- EXERCISE OBJECTIVE -
According to the forum thread below, which company owns Ride?

- TEXT EXCERPT -
Volcom is owned by Prada. Vans is under the same umbrella as The North Face. Ride is owned by K2 who makes skis...

Do you really think they aren't a completely seperate division from the ski side?

Salomon was one of the very first companies to come up with a unique sidecut to compensate for rocker washout.

Your for snowboarders by snowboarders high horse is over there, as in, not here. Go away, you're out of your league.


----------



## earl_je (Oct 20, 2009)

camosunsnowboar said:


> Salomon makes skis. Union makes bindings.


Salomon makes good skis, Union makes sucky bindings. 

Didnt have the greatest experience with Unions at all and I'm done with them. You'd think a bindings exclusive company would have done a better effort at pioneering binding technology or at least improving them. My wife rides union bindings and she cusses them out every single time.

You'll then hear in the next few posts from Union fanboys how great Union bindings are, blind fools.


----------



## camosunsnowboar (Oct 11, 2010)

You work in a shop, yet it takes you 2 hours to figure out how to use a screwdriver to adjust your bindings.

Anyway, OP, grab what you feel comfortable getting. Don't overlook companies just because some people can't see the forest through the trees.


----------



## ShredLife (Feb 6, 2010)

camosunsnowboar said:


> Salomon makes skis. Union makes bindings.


union makes shitty bindings with ten year old toestraps.


----------



## phony_stark (Jul 2, 2011)

ShredLife said:


> union makes AWESOME bindings with simple toestraps.


DayQuill...I think C3Shop is working on some new stuff, but if you ARE interested in Unions and don't wanna break the bank I'd try the DLXs in the sample section.

- SUPPLIED ENTRIES -
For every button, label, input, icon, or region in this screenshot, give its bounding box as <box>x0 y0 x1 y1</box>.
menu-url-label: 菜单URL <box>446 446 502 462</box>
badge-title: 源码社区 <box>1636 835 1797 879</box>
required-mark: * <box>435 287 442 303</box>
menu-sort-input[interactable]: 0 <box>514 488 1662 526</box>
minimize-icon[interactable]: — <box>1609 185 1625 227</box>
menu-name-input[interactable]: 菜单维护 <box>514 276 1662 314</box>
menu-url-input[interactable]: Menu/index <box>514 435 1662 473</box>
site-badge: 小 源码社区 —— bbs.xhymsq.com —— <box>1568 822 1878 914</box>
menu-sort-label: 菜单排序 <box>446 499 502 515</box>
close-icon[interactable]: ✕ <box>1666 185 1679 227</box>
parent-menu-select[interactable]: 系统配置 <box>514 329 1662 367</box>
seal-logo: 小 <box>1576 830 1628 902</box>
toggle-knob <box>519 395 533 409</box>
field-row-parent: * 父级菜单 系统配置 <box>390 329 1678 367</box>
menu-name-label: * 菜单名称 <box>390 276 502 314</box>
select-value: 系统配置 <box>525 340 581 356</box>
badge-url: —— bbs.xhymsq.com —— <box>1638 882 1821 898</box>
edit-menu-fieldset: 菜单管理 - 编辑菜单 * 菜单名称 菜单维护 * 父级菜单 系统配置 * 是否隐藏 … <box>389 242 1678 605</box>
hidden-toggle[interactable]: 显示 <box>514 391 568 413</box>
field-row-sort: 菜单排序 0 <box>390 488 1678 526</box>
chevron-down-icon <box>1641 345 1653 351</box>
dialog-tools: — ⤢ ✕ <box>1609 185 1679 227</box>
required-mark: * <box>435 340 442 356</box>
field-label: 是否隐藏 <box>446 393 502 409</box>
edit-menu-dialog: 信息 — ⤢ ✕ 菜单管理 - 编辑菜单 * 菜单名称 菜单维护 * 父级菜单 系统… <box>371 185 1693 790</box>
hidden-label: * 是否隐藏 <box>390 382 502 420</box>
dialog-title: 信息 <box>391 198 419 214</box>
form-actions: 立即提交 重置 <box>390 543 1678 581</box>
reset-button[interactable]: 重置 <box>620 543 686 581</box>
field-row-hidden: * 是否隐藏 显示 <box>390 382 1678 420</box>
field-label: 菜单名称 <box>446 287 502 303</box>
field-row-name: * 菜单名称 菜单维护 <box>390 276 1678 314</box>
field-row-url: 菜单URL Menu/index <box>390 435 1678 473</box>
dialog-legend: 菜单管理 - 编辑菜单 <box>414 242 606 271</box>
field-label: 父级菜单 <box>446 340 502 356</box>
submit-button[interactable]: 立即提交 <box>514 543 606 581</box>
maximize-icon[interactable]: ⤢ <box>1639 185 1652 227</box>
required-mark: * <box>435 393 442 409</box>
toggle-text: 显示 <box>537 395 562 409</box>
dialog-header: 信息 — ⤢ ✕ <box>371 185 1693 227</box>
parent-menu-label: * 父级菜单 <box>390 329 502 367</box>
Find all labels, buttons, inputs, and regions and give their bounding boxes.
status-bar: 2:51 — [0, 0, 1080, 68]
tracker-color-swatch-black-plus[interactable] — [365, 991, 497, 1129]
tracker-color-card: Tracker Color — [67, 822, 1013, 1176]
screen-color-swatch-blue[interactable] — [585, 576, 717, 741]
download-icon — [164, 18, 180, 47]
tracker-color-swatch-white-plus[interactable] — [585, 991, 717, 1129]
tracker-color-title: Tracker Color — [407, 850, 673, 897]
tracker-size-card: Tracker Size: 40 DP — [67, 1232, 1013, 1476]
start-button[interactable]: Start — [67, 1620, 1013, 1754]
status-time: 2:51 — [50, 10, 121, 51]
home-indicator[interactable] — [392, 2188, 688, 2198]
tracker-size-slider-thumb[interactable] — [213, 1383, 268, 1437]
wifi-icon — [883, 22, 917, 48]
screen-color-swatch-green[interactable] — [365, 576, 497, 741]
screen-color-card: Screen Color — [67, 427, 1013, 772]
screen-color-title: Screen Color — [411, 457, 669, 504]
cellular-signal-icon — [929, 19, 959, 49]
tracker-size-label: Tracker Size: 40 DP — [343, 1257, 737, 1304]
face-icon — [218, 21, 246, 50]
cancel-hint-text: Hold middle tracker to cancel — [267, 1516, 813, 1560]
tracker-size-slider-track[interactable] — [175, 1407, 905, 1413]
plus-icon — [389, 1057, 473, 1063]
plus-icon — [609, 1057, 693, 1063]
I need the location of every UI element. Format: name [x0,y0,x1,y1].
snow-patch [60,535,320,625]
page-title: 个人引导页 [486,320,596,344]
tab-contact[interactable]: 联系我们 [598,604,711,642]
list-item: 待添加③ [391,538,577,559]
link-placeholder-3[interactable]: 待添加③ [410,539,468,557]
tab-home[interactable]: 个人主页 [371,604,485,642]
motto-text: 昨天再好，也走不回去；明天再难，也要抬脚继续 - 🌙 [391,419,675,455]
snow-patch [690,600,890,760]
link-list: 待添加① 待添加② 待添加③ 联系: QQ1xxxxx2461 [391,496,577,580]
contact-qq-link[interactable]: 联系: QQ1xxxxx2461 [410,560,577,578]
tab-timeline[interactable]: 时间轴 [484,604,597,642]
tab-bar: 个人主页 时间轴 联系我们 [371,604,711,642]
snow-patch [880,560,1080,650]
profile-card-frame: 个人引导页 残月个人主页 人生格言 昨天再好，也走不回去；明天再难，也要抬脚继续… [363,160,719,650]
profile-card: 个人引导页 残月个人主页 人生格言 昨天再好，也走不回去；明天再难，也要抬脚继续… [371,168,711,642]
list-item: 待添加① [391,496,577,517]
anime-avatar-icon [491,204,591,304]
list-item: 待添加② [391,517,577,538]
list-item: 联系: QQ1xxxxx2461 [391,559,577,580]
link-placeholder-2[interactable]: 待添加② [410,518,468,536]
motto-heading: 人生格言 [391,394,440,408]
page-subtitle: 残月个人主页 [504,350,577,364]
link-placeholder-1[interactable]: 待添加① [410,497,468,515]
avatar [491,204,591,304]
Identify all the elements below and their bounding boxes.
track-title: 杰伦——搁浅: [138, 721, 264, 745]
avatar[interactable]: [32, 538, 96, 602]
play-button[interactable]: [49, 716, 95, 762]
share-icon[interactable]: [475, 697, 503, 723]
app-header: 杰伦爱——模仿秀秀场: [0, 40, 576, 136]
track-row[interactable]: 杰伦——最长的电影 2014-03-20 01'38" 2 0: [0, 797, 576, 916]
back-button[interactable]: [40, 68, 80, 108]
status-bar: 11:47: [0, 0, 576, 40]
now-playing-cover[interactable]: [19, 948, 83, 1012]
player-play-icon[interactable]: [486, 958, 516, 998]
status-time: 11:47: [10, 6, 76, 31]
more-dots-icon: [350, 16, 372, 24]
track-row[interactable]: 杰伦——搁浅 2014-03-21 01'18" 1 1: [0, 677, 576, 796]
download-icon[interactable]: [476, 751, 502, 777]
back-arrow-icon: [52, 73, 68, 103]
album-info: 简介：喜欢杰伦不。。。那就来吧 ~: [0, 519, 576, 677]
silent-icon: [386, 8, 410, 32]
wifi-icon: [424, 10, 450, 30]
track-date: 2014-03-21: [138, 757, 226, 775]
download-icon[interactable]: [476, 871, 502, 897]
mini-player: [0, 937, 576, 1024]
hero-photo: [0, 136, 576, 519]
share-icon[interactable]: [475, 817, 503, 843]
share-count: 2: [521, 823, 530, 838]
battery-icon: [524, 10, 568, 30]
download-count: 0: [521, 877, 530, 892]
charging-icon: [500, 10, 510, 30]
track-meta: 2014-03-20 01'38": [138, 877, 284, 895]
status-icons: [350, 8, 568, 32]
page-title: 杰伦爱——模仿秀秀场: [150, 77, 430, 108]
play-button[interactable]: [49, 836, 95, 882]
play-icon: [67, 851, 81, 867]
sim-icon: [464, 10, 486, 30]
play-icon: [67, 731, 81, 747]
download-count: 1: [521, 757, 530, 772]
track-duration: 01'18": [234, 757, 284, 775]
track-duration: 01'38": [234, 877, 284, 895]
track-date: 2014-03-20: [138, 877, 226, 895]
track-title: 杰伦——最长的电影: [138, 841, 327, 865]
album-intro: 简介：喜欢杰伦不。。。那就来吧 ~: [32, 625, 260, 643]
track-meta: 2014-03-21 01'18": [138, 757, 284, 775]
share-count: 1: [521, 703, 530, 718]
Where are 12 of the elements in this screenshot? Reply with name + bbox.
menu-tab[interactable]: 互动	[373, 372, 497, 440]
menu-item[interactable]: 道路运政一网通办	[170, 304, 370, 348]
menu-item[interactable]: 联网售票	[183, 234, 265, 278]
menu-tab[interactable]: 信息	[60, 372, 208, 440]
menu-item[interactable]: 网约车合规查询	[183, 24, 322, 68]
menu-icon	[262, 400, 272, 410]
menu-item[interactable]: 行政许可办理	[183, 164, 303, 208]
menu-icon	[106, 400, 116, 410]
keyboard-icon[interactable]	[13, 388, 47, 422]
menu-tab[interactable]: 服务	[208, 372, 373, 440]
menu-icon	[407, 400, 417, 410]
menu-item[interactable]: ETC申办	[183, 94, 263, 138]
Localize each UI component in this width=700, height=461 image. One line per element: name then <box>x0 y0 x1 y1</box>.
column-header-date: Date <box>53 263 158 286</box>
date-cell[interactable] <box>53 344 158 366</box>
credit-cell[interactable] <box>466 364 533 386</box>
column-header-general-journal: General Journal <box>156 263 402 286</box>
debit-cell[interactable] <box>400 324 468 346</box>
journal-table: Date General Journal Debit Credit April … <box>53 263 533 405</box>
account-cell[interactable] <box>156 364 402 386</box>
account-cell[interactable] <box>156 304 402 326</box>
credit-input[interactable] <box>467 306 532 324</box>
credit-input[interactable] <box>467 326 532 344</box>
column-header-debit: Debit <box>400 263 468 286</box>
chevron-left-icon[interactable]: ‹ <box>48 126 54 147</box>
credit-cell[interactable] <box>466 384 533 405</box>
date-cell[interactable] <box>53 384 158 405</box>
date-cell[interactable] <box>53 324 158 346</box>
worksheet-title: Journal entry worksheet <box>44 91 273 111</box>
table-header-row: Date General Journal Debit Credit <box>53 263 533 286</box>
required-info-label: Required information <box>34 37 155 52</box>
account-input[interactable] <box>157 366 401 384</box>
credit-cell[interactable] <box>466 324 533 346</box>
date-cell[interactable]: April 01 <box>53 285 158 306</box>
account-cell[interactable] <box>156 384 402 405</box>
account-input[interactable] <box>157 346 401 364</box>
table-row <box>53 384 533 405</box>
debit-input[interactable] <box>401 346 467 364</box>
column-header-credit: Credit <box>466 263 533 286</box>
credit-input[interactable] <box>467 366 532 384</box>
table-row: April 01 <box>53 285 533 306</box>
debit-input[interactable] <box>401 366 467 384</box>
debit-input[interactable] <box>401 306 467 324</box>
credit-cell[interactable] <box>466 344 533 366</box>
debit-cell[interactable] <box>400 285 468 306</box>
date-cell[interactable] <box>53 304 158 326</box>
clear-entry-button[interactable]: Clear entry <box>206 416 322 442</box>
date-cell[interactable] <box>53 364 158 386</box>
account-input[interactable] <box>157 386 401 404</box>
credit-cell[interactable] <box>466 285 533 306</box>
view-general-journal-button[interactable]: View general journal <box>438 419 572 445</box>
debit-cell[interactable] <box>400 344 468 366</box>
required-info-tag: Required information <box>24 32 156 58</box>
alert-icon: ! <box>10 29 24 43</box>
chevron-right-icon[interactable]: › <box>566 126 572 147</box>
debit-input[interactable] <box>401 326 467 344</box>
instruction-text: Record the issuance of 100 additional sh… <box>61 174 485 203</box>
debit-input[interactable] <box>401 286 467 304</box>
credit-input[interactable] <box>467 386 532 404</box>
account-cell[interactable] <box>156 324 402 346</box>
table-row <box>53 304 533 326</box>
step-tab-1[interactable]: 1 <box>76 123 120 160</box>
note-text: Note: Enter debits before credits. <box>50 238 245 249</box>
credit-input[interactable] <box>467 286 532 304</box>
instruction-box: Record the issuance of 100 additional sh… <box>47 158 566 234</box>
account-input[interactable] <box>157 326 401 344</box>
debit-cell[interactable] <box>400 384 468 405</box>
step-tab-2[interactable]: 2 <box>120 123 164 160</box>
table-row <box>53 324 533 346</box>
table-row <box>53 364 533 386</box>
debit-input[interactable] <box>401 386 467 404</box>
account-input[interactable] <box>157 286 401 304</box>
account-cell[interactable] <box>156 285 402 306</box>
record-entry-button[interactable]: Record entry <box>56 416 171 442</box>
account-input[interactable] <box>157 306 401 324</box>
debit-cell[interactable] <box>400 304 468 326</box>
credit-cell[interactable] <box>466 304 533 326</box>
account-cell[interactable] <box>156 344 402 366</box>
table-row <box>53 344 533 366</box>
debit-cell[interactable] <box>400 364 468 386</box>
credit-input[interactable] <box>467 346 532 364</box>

- WRITTEN SOLUTION -
K2, which also makes skis.